Recorded data

────

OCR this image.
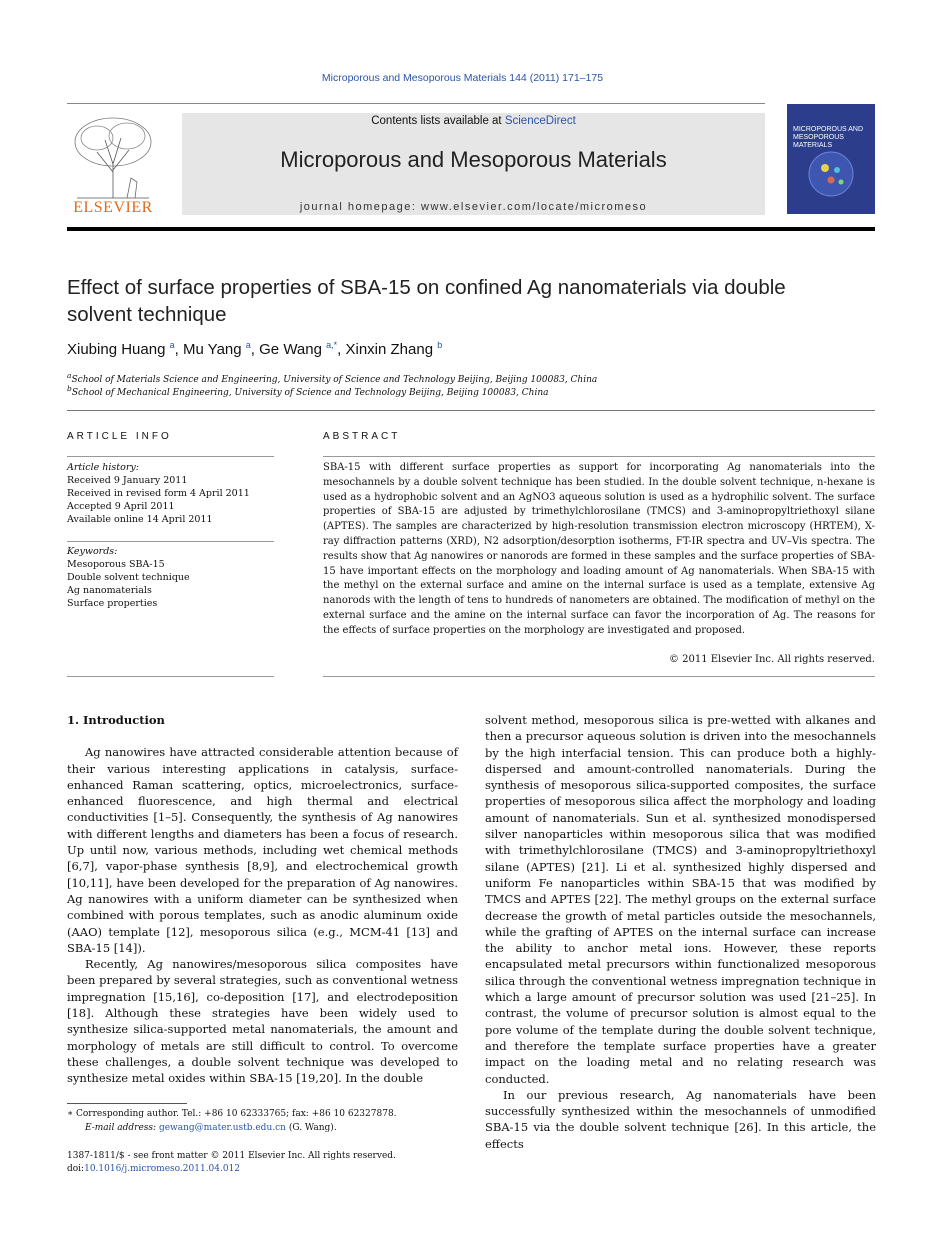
Microporous and Mesoporous Materials 144 (2011) 171–175
ELSEVIER
Contents lists available at ScienceDirect
Microporous and Mesoporous Materials
journal homepage: www.elsevier.com/locate/micromeso
MICROPOROUS AND MESOPOROUS MATERIALS
Effect of surface properties of SBA-15 on confined Ag nanomaterials via double
solvent technique
Xiubing Huang $^a$, Mu Yang $^a$, Ge Wang $^{a,*}$, Xinxin Zhang $^b$
$^a$School of Materials Science and Engineering, University of Science and Technology Beijing, Beijing 100083, China
$^b$School of Mechanical Engineering, University of Science and Technology Beijing, Beijing 100083, China
ARTICLE INFO
Article history:
Received 9 January 2011
Received in revised form 4 April 2011
Accepted 9 April 2011
Available online 14 April 2011
Keywords:
Mesoporous SBA-15
Double solvent technique
Ag nanomaterials
Surface properties
ABSTRACT
SBA-15 with different surface properties as support for incorporating Ag nanomaterials into the mesochannels by a double solvent technique has been studied. In the double solvent technique, n-hexane is used as a hydrophobic solvent and an AgNO3 aqueous solution is used as a hydrophilic solvent. The surface properties of SBA-15 are adjusted by trimethylchlorosilane (TMCS) and 3-aminopropyltriethoxyl silane (APTES). The samples are characterized by high-resolution transmission electron microscopy (HRTEM), X-ray diffraction patterns (XRD), N2 adsorption/desorption isotherms, FT-IR spectra and UV–Vis spectra. The results show that Ag nanowires or nanorods are formed in these samples and the surface properties of SBA-15 have important effects on the morphology and loading amount of Ag nanomaterials. When SBA-15 with the methyl on the external surface and amine on the internal surface is used as a template, extensive Ag nanorods with the length of tens to hundreds of nanometers are obtained. The modification of methyl on the external surface and the amine on the internal surface can favor the incorporation of Ag. The reasons for the effects of surface properties on the morphology are investigated and proposed.
© 2011 Elsevier Inc. All rights reserved.

1. Introduction

Ag nanowires have attracted considerable attention because of their various interesting applications in catalysis, surface-enhanced Raman scattering, optics, microelectronics, surface-enhanced fluorescence, and high thermal and electrical conductivities [1–5]. Consequently, the synthesis of Ag nanowires with different lengths and diameters has been a focus of research. Up until now, various methods, including wet chemical methods [6,7], vapor-phase synthesis [8,9], and electrochemical growth [10,11], have been developed for the preparation of Ag nanowires. Ag nanowires with a uniform diameter can be synthesized when combined with porous templates, such as anodic aluminum oxide (AAO) template [12], mesoporous silica (e.g., MCM-41 [13] and SBA-15 [14]).

Recently, Ag nanowires/mesoporous silica composites have been prepared by several strategies, such as conventional wetness impregnation [15,16], co-deposition [17], and electrodeposition [18]. Although these strategies have been widely used to synthesize silica-supported metal nanomaterials, the amount and morphology of metals are still difficult to control. To overcome these challenges, a double solvent technique was developed to synthesize metal oxides within SBA-15 [19,20]. In the double

solvent method, mesoporous silica is pre-wetted with alkanes and then a precursor aqueous solution is driven into the mesochannels by the high interfacial tension. This can produce both a highly-dispersed and amount-controlled nanomaterials. During the synthesis of mesoporous silica-supported composites, the surface properties of mesoporous silica affect the morphology and loading amount of nanomaterials. Sun et al. synthesized monodispersed silver nanoparticles within mesoporous silica that was modified with trimethylchlorosilane (TMCS) and 3-aminopropyltriethoxyl silane (APTES) [21]. Li et al. synthesized highly dispersed and uniform Fe nanoparticles within SBA-15 that was modified by TMCS and APTES [22]. The methyl groups on the external surface decrease the growth of metal particles outside the mesochannels, while the grafting of APTES on the internal surface can increase the ability to anchor metal ions. However, these reports encapsulated metal precursors within functionalized mesoporous silica through the conventional wetness impregnation technique in which a large amount of precursor solution was used [21–25]. In contrast, the volume of precursor solution is almost equal to the pore volume of the template during the double solvent technique, and therefore the template surface properties have a greater impact on the loading metal and no relating research was conducted.

In our previous research, Ag nanomaterials have been successfully synthesized within the mesochannels of unmodified SBA-15 via the double solvent technique [26]. In this article, the effects

∗ Corresponding author. Tel.: +86 10 62333765; fax: +86 10 62327878.
E-mail address: gewang@mater.ustb.edu.cn (G. Wang).
1387-1811/$ - see front matter © 2011 Elsevier Inc. All rights reserved.
doi:10.1016/j.micromeso.2011.04.012
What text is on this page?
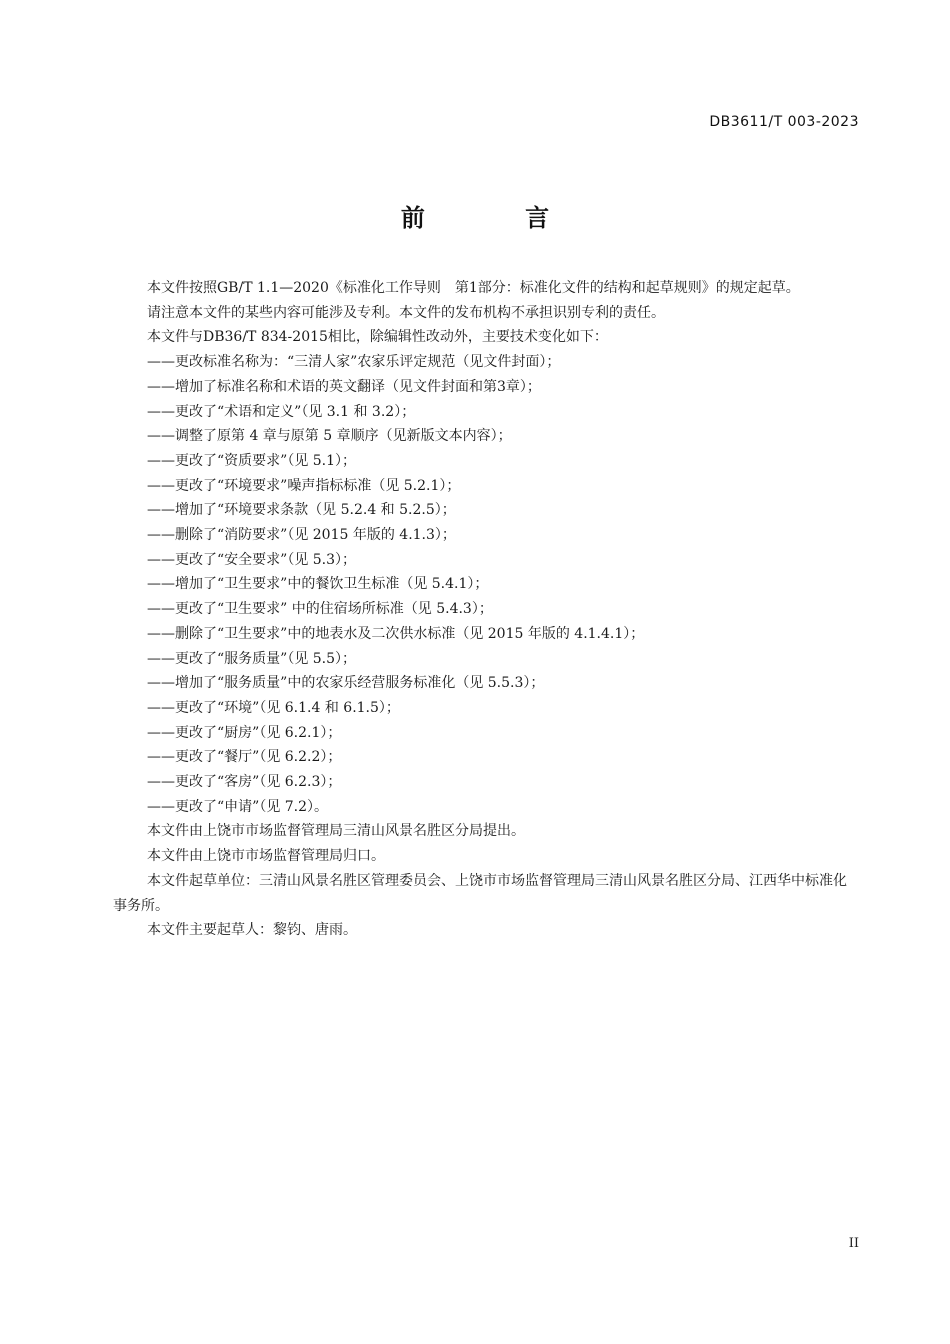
DB3611/T 003-2023
前 言

本文件按照GB/T 1.1—2020《标准化工作导则　第1部分：标准化文件的结构和起草规则》的规定起草。

请注意本文件的某些内容可能涉及专利。本文件的发布机构不承担识别专利的责任。

本文件与DB36/T 834-2015相比，除编辑性改动外，主要技术变化如下：

——更改标准名称为：“三清人家”农家乐评定规范（见文件封面）；

——增加了标准名称和术语的英文翻译（见文件封面和第3章）；

——更改了“术语和定义”（见 3.1 和 3.2）；

——调整了原第 4 章与原第 5 章顺序（见新版文本内容）；

——更改了“资质要求”（见 5.1）；

——更改了“环境要求”噪声指标标准（见 5.2.1）；

——增加了“环境要求条款（见 5.2.4 和 5.2.5）；

——删除了“消防要求”（见 2015 年版的 4.1.3）；

——更改了“安全要求”（见 5.3）；

——增加了“卫生要求”中的餐饮卫生标准（见 5.4.1）；

——更改了“卫生要求” 中的住宿场所标准（见 5.4.3）；

——删除了“卫生要求”中的地表水及二次供水标准（见 2015 年版的 4.1.4.1）；

——更改了“服务质量”（见 5.5）；

——增加了“服务质量”中的农家乐经营服务标准化（见 5.5.3）；

——更改了“环境”（见 6.1.4 和 6.1.5）；

——更改了“厨房”（见 6.2.1）；

——更改了“餐厅”（见 6.2.2）；

——更改了“客房”（见 6.2.3）；

——更改了“申请”（见 7.2）。

本文件由上饶市市场监督管理局三清山风景名胜区分局提出。

本文件由上饶市市场监督管理局归口。

本文件起草单位：三清山风景名胜区管理委员会、上饶市市场监督管理局三清山风景名胜区分局、江西华中标准化事务所。

本文件主要起草人：黎钧、唐雨。

II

────

_Task description:_ Print all the records again exactly; do not include any picture.

_Solution to the problem:_
OCR this image.
Microporous and Mesoporous Materials 144 (2011) 171–175
ELSEVIER
Contents lists available at ScienceDirect
Microporous and Mesoporous Materials
journal homepage: www.elsevier.com/locate/micromeso
MICROPOROUS AND MESOPOROUS MATERIALS
Effect of surface properties of SBA-15 on confined Ag nanomaterials via double
solvent technique
Xiubing Huang $^a$, Mu Yang $^a$, Ge Wang $^{a,*}$, Xinxin Zhang $^b$
$^a$School of Materials Science and Engineering, University of Science and Technology Beijing, Beijing 100083, China
$^b$School of Mechanical Engineering, University of Science and Technology Beijing, Beijing 100083, China
ARTICLE INFO
Article history:
Received 9 January 2011
Received in revised form 4 April 2011
Accepted 9 April 2011
Available online 14 April 2011
Keywords:
Mesoporous SBA-15
Double solvent technique
Ag nanomaterials
Surface properties
ABSTRACT
SBA-15 with different surface properties as support for incorporating Ag nanomaterials into the mesochannels by a double solvent technique has been studied. In the double solvent technique, n-hexane is used as a hydrophobic solvent and an AgNO3 aqueous solution is used as a hydrophilic solvent. The surface properties of SBA-15 are adjusted by trimethylchlorosilane (TMCS) and 3-aminopropyltriethoxyl silane (APTES). The samples are characterized by high-resolution transmission electron microscopy (HRTEM), X-ray diffraction patterns (XRD), N2 adsorption/desorption isotherms, FT-IR spectra and UV–Vis spectra. The results show that Ag nanowires or nanorods are formed in these samples and the surface properties of SBA-15 have important effects on the morphology and loading amount of Ag nanomaterials. When SBA-15 with the methyl on the external surface and amine on the internal surface is used as a template, extensive Ag nanorods with the length of tens to hundreds of nanometers are obtained. The modification of methyl on the external surface and the amine on the internal surface can favor the incorporation of Ag. The reasons for the effects of surface properties on the morphology are investigated and proposed.
© 2011 Elsevier Inc. All rights reserved.

1. Introduction

Ag nanowires have attracted considerable attention because of their various interesting applications in catalysis, surface-enhanced Raman scattering, optics, microelectronics, surface-enhanced fluorescence, and high thermal and electrical conductivities [1–5]. Consequently, the synthesis of Ag nanowires with different lengths and diameters has been a focus of research. Up until now, various methods, including wet chemical methods [6,7], vapor-phase synthesis [8,9], and electrochemical growth [10,11], have been developed for the preparation of Ag nanowires. Ag nanowires with a uniform diameter can be synthesized when combined with porous templates, such as anodic aluminum oxide (AAO) template [12], mesoporous silica (e.g., MCM-41 [13] and SBA-15 [14]).

Recently, Ag nanowires/mesoporous silica composites have been prepared by several strategies, such as conventional wetness impregnation [15,16], co-deposition [17], and electrodeposition [18]. Although these strategies have been widely used to synthesize silica-supported metal nanomaterials, the amount and morphology of metals are still difficult to control. To overcome these challenges, a double solvent technique was developed to synthesize metal oxides within SBA-15 [19,20]. In the double

solvent method, mesoporous silica is pre-wetted with alkanes and then a precursor aqueous solution is driven into the mesochannels by the high interfacial tension. This can produce both a highly-dispersed and amount-controlled nanomaterials. During the synthesis of mesoporous silica-supported composites, the surface properties of mesoporous silica affect the morphology and loading amount of nanomaterials. Sun et al. synthesized monodispersed silver nanoparticles within mesoporous silica that was modified with trimethylchlorosilane (TMCS) and 3-aminopropyltriethoxyl silane (APTES) [21]. Li et al. synthesized highly dispersed and uniform Fe nanoparticles within SBA-15 that was modified by TMCS and APTES [22]. The methyl groups on the external surface decrease the growth of metal particles outside the mesochannels, while the grafting of APTES on the internal surface can increase the ability to anchor metal ions. However, these reports encapsulated metal precursors within functionalized mesoporous silica through the conventional wetness impregnation technique in which a large amount of precursor solution was used [21–25]. In contrast, the volume of precursor solution is almost equal to the pore volume of the template during the double solvent technique, and therefore the template surface properties have a greater impact on the loading metal and no relating research was conducted.

In our previous research, Ag nanomaterials have been successfully synthesized within the mesochannels of unmodified SBA-15 via the double solvent technique [26]. In this article, the effects

∗ Corresponding author. Tel.: +86 10 62333765; fax: +86 10 62327878.
E-mail address: gewang@mater.ustb.edu.cn (G. Wang).
1387-1811/$ - see front matter © 2011 Elsevier Inc. All rights reserved.
doi:10.1016/j.micromeso.2011.04.012
What text is on this page?
DB3611/T 003-2023
前 言

本文件按照GB/T 1.1—2020《标准化工作导则　第1部分：标准化文件的结构和起草规则》的规定起草。

请注意本文件的某些内容可能涉及专利。本文件的发布机构不承担识别专利的责任。

本文件与DB36/T 834-2015相比，除编辑性改动外，主要技术变化如下：

——更改标准名称为：“三清人家”农家乐评定规范（见文件封面）；

——增加了标准名称和术语的英文翻译（见文件封面和第3章）；

——更改了“术语和定义”（见 3.1 和 3.2）；

——调整了原第 4 章与原第 5 章顺序（见新版文本内容）；

——更改了“资质要求”（见 5.1）；

——更改了“环境要求”噪声指标标准（见 5.2.1）；

——增加了“环境要求条款（见 5.2.4 和 5.2.5）；

——删除了“消防要求”（见 2015 年版的 4.1.3）；

——更改了“安全要求”（见 5.3）；

——增加了“卫生要求”中的餐饮卫生标准（见 5.4.1）；

——更改了“卫生要求” 中的住宿场所标准（见 5.4.3）；

——删除了“卫生要求”中的地表水及二次供水标准（见 2015 年版的 4.1.4.1）；

——更改了“服务质量”（见 5.5）；

——增加了“服务质量”中的农家乐经营服务标准化（见 5.5.3）；

——更改了“环境”（见 6.1.4 和 6.1.5）；

——更改了“厨房”（见 6.2.1）；

——更改了“餐厅”（见 6.2.2）；

——更改了“客房”（见 6.2.3）；

——更改了“申请”（见 7.2）。

本文件由上饶市市场监督管理局三清山风景名胜区分局提出。

本文件由上饶市市场监督管理局归口。

本文件起草单位：三清山风景名胜区管理委员会、上饶市市场监督管理局三清山风景名胜区分局、江西华中标准化事务所。

本文件主要起草人：黎钧、唐雨。

II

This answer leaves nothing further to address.